[DIRECTIONS FOR THIS TASK]: Retype the whole listing, please, keeping every line exact and dropping the pictures.

[SUPPLIED MATERIAL]:
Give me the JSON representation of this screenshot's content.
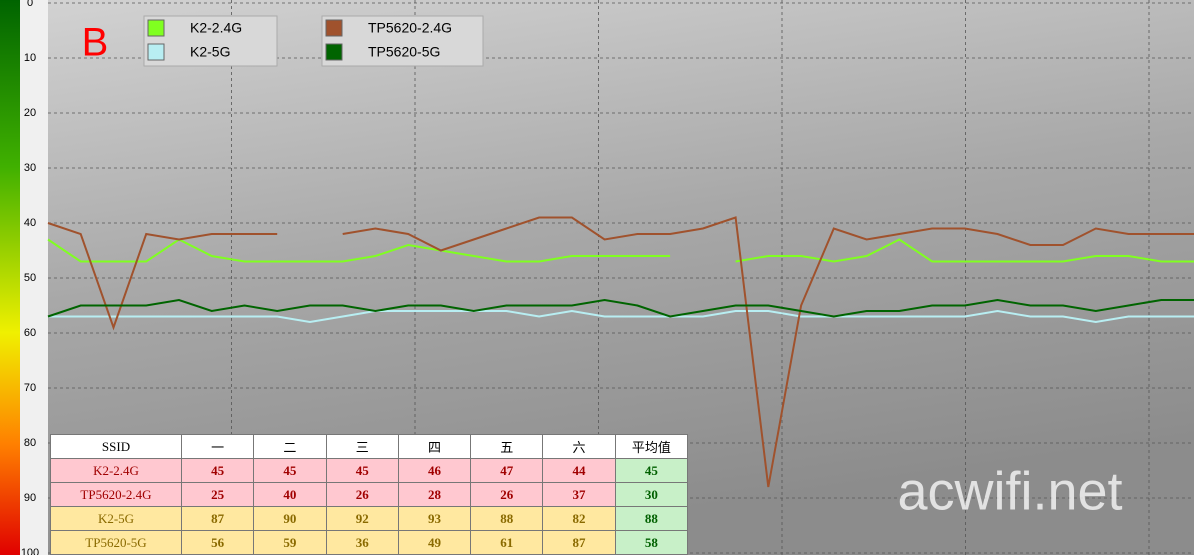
{
  "chart_data": {
    "type": "line",
    "label": "B",
    "categories": [
      null,
      null,
      null,
      null,
      null,
      null,
      null,
      null,
      null,
      null,
      null,
      null,
      null,
      null,
      null,
      null,
      null,
      null,
      null,
      null,
      null,
      null,
      null,
      null,
      null,
      null,
      null,
      null,
      null,
      null,
      null,
      null,
      null,
      null,
      null,
      null
    ],
    "series": [
      {
        "name": "K2-2.4G",
        "color": "#80ff20",
        "values": [
          43,
          47,
          47,
          47,
          43,
          46,
          47,
          47,
          47,
          47,
          46,
          44,
          45,
          46,
          47,
          47,
          46,
          46,
          46,
          46,
          null,
          47,
          46,
          46,
          47,
          46,
          43,
          47,
          47,
          47,
          47,
          47,
          46,
          46,
          47,
          47
        ]
      },
      {
        "name": "K2-5G",
        "color": "#b8eef2",
        "values": [
          57,
          57,
          57,
          57,
          57,
          57,
          57,
          57,
          58,
          57,
          56,
          56,
          56,
          56,
          56,
          57,
          56,
          57,
          57,
          57,
          57,
          56,
          56,
          57,
          57,
          57,
          57,
          57,
          57,
          56,
          57,
          57,
          58,
          57,
          57,
          57
        ]
      },
      {
        "name": "TP5620-2.4G",
        "color": "#a0522d",
        "values": [
          40,
          42,
          59,
          42,
          43,
          42,
          42,
          42,
          null,
          42,
          41,
          42,
          45,
          43,
          41,
          39,
          39,
          43,
          42,
          42,
          41,
          39,
          88,
          55,
          41,
          43,
          42,
          41,
          41,
          42,
          44,
          44,
          41,
          42,
          42,
          42
        ]
      },
      {
        "name": "TP5620-5G",
        "color": "#006400",
        "values": [
          57,
          55,
          55,
          55,
          54,
          56,
          55,
          56,
          55,
          55,
          56,
          55,
          55,
          56,
          55,
          55,
          55,
          54,
          55,
          57,
          56,
          55,
          55,
          56,
          57,
          56,
          56,
          55,
          55,
          54,
          55,
          55,
          56,
          55,
          54,
          54
        ]
      }
    ],
    "ylim": [
      0,
      100
    ],
    "y_reversed": true,
    "yticks": [
      0,
      10,
      20,
      30,
      40,
      50,
      60,
      70,
      80,
      90,
      100
    ],
    "grid": true,
    "legend_position": "upper left"
  },
  "table": {
    "header": [
      "SSID",
      "一",
      "二",
      "三",
      "四",
      "五",
      "六",
      "平均值"
    ],
    "rows": [
      [
        "K2-2.4G",
        45,
        45,
        45,
        46,
        47,
        44,
        45
      ],
      [
        "TP5620-2.4G",
        25,
        40,
        26,
        28,
        26,
        37,
        30
      ],
      [
        "K2-5G",
        87,
        90,
        92,
        93,
        88,
        82,
        88
      ],
      [
        "TP5620-5G",
        56,
        59,
        36,
        49,
        61,
        87,
        58
      ]
    ]
  },
  "watermark": "acwifi.net"
}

[FINAL RESULT]:
Give me the JSON representation of this screenshot's content.
{
  "chart_data": {
    "type": "line",
    "label": "B",
    "categories": [
      null,
      null,
      null,
      null,
      null,
      null,
      null,
      null,
      null,
      null,
      null,
      null,
      null,
      null,
      null,
      null,
      null,
      null,
      null,
      null,
      null,
      null,
      null,
      null,
      null,
      null,
      null,
      null,
      null,
      null,
      null,
      null,
      null,
      null,
      null,
      null
    ],
    "series": [
      {
        "name": "K2-2.4G",
        "color": "#80ff20",
        "values": [
          43,
          47,
          47,
          47,
          43,
          46,
          47,
          47,
          47,
          47,
          46,
          44,
          45,
          46,
          47,
          47,
          46,
          46,
          46,
          46,
          null,
          47,
          46,
          46,
          47,
          46,
          43,
          47,
          47,
          47,
          47,
          47,
          46,
          46,
          47,
          47
        ]
      },
      {
        "name": "K2-5G",
        "color": "#b8eef2",
        "values": [
          57,
          57,
          57,
          57,
          57,
          57,
          57,
          57,
          58,
          57,
          56,
          56,
          56,
          56,
          56,
          57,
          56,
          57,
          57,
          57,
          57,
          56,
          56,
          57,
          57,
          57,
          57,
          57,
          57,
          56,
          57,
          57,
          58,
          57,
          57,
          57
        ]
      },
      {
        "name": "TP5620-2.4G",
        "color": "#a0522d",
        "values": [
          40,
          42,
          59,
          42,
          43,
          42,
          42,
          42,
          null,
          42,
          41,
          42,
          45,
          43,
          41,
          39,
          39,
          43,
          42,
          42,
          41,
          39,
          88,
          55,
          41,
          43,
          42,
          41,
          41,
          42,
          44,
          44,
          41,
          42,
          42,
          42
        ]
      },
      {
        "name": "TP5620-5G",
        "color": "#006400",
        "values": [
          57,
          55,
          55,
          55,
          54,
          56,
          55,
          56,
          55,
          55,
          56,
          55,
          55,
          56,
          55,
          55,
          55,
          54,
          55,
          57,
          56,
          55,
          55,
          56,
          57,
          56,
          56,
          55,
          55,
          54,
          55,
          55,
          56,
          55,
          54,
          54
        ]
      }
    ],
    "ylim": [
      0,
      100
    ],
    "y_reversed": true,
    "yticks": [
      0,
      10,
      20,
      30,
      40,
      50,
      60,
      70,
      80,
      90,
      100
    ],
    "grid": true,
    "legend_position": "upper left"
  },
  "table": {
    "header": [
      "SSID",
      "一",
      "二",
      "三",
      "四",
      "五",
      "六",
      "平均值"
    ],
    "rows": [
      [
        "K2-2.4G",
        45,
        45,
        45,
        46,
        47,
        44,
        45
      ],
      [
        "TP5620-2.4G",
        25,
        40,
        26,
        28,
        26,
        37,
        30
      ],
      [
        "K2-5G",
        87,
        90,
        92,
        93,
        88,
        82,
        88
      ],
      [
        "TP5620-5G",
        56,
        59,
        36,
        49,
        61,
        87,
        58
      ]
    ]
  },
  "watermark": "acwifi.net"
}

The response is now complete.